**TO BE DONE:** Pictures do not belong in the copy; transcribe everything else in the records exactly.

___ SUPPLIED DATA

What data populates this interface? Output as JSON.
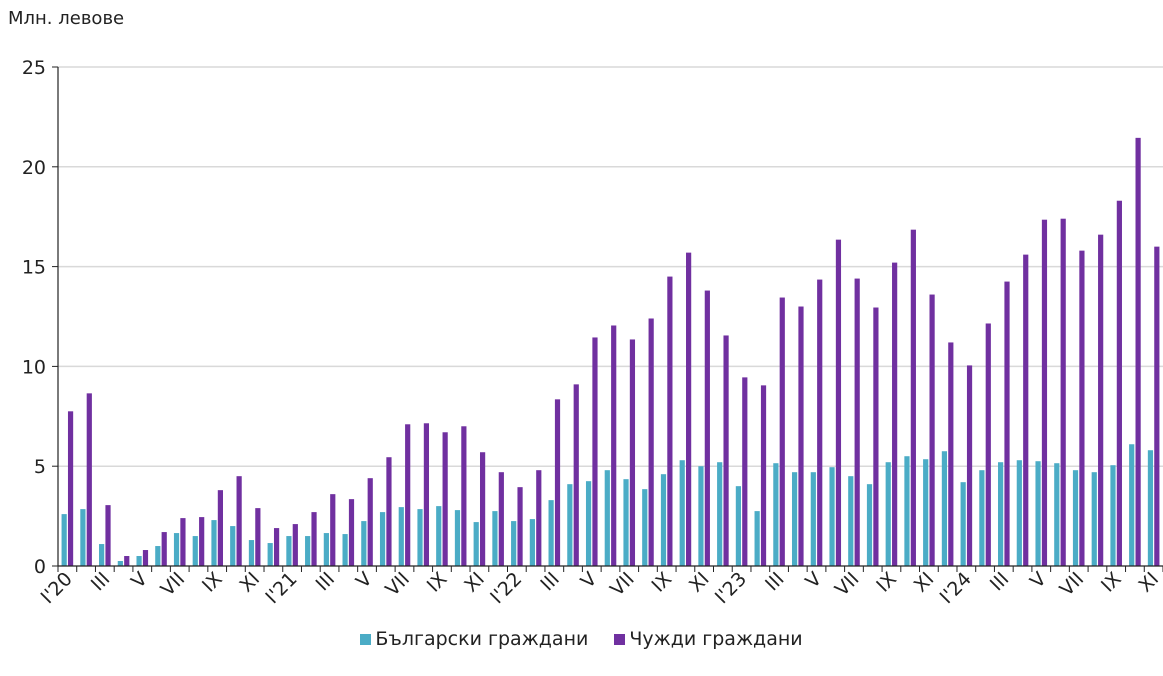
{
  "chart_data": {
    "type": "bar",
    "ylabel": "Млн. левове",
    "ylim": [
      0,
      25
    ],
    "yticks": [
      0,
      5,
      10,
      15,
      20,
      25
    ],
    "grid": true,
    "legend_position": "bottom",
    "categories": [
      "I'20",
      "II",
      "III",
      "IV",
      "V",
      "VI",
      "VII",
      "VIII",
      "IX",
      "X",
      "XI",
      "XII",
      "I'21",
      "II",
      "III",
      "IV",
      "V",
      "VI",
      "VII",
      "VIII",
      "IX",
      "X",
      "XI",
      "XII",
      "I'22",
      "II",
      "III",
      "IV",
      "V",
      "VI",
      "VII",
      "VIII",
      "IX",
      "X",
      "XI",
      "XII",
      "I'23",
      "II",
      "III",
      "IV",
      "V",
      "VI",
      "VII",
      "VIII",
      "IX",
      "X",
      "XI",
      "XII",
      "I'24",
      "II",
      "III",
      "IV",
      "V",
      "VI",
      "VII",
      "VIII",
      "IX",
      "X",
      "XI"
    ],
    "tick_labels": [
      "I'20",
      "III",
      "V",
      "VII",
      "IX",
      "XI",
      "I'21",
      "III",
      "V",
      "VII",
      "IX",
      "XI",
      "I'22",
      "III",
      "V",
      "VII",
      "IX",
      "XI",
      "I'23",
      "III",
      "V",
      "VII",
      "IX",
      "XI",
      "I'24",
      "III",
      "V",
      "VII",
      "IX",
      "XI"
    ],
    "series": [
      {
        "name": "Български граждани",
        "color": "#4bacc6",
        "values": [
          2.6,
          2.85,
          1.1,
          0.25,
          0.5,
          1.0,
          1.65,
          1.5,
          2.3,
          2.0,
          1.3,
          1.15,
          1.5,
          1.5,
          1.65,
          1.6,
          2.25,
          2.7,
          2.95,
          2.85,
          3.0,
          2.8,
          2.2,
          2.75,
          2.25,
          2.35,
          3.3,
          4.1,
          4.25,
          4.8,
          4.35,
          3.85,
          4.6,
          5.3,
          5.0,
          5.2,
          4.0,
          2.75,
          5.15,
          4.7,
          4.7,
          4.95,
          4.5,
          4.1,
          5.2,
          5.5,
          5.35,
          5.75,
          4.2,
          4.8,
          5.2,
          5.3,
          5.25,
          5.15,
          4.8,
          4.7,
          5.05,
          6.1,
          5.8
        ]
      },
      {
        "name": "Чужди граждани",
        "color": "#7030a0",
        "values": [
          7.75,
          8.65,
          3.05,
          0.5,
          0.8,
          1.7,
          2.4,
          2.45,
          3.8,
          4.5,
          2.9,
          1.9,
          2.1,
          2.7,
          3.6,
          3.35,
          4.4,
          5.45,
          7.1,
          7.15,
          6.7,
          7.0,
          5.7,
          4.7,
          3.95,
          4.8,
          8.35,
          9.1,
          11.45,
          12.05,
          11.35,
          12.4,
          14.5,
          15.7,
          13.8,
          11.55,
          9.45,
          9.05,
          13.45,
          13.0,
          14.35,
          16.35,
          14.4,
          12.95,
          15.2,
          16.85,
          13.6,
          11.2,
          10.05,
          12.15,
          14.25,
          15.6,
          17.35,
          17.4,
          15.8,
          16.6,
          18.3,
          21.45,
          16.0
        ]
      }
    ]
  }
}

______

**PROBLEM SOLUTION:**
What data populates this interface? Output as JSON.
{
  "chart_data": {
    "type": "bar",
    "ylabel": "Млн. левове",
    "ylim": [
      0,
      25
    ],
    "yticks": [
      0,
      5,
      10,
      15,
      20,
      25
    ],
    "grid": true,
    "legend_position": "bottom",
    "categories": [
      "I'20",
      "II",
      "III",
      "IV",
      "V",
      "VI",
      "VII",
      "VIII",
      "IX",
      "X",
      "XI",
      "XII",
      "I'21",
      "II",
      "III",
      "IV",
      "V",
      "VI",
      "VII",
      "VIII",
      "IX",
      "X",
      "XI",
      "XII",
      "I'22",
      "II",
      "III",
      "IV",
      "V",
      "VI",
      "VII",
      "VIII",
      "IX",
      "X",
      "XI",
      "XII",
      "I'23",
      "II",
      "III",
      "IV",
      "V",
      "VI",
      "VII",
      "VIII",
      "IX",
      "X",
      "XI",
      "XII",
      "I'24",
      "II",
      "III",
      "IV",
      "V",
      "VI",
      "VII",
      "VIII",
      "IX",
      "X",
      "XI"
    ],
    "tick_labels": [
      "I'20",
      "III",
      "V",
      "VII",
      "IX",
      "XI",
      "I'21",
      "III",
      "V",
      "VII",
      "IX",
      "XI",
      "I'22",
      "III",
      "V",
      "VII",
      "IX",
      "XI",
      "I'23",
      "III",
      "V",
      "VII",
      "IX",
      "XI",
      "I'24",
      "III",
      "V",
      "VII",
      "IX",
      "XI"
    ],
    "series": [
      {
        "name": "Български граждани",
        "color": "#4bacc6",
        "values": [
          2.6,
          2.85,
          1.1,
          0.25,
          0.5,
          1.0,
          1.65,
          1.5,
          2.3,
          2.0,
          1.3,
          1.15,
          1.5,
          1.5,
          1.65,
          1.6,
          2.25,
          2.7,
          2.95,
          2.85,
          3.0,
          2.8,
          2.2,
          2.75,
          2.25,
          2.35,
          3.3,
          4.1,
          4.25,
          4.8,
          4.35,
          3.85,
          4.6,
          5.3,
          5.0,
          5.2,
          4.0,
          2.75,
          5.15,
          4.7,
          4.7,
          4.95,
          4.5,
          4.1,
          5.2,
          5.5,
          5.35,
          5.75,
          4.2,
          4.8,
          5.2,
          5.3,
          5.25,
          5.15,
          4.8,
          4.7,
          5.05,
          6.1,
          5.8
        ]
      },
      {
        "name": "Чужди граждани",
        "color": "#7030a0",
        "values": [
          7.75,
          8.65,
          3.05,
          0.5,
          0.8,
          1.7,
          2.4,
          2.45,
          3.8,
          4.5,
          2.9,
          1.9,
          2.1,
          2.7,
          3.6,
          3.35,
          4.4,
          5.45,
          7.1,
          7.15,
          6.7,
          7.0,
          5.7,
          4.7,
          3.95,
          4.8,
          8.35,
          9.1,
          11.45,
          12.05,
          11.35,
          12.4,
          14.5,
          15.7,
          13.8,
          11.55,
          9.45,
          9.05,
          13.45,
          13.0,
          14.35,
          16.35,
          14.4,
          12.95,
          15.2,
          16.85,
          13.6,
          11.2,
          10.05,
          12.15,
          14.25,
          15.6,
          17.35,
          17.4,
          15.8,
          16.6,
          18.3,
          21.45,
          16.0
        ]
      }
    ]
  }
}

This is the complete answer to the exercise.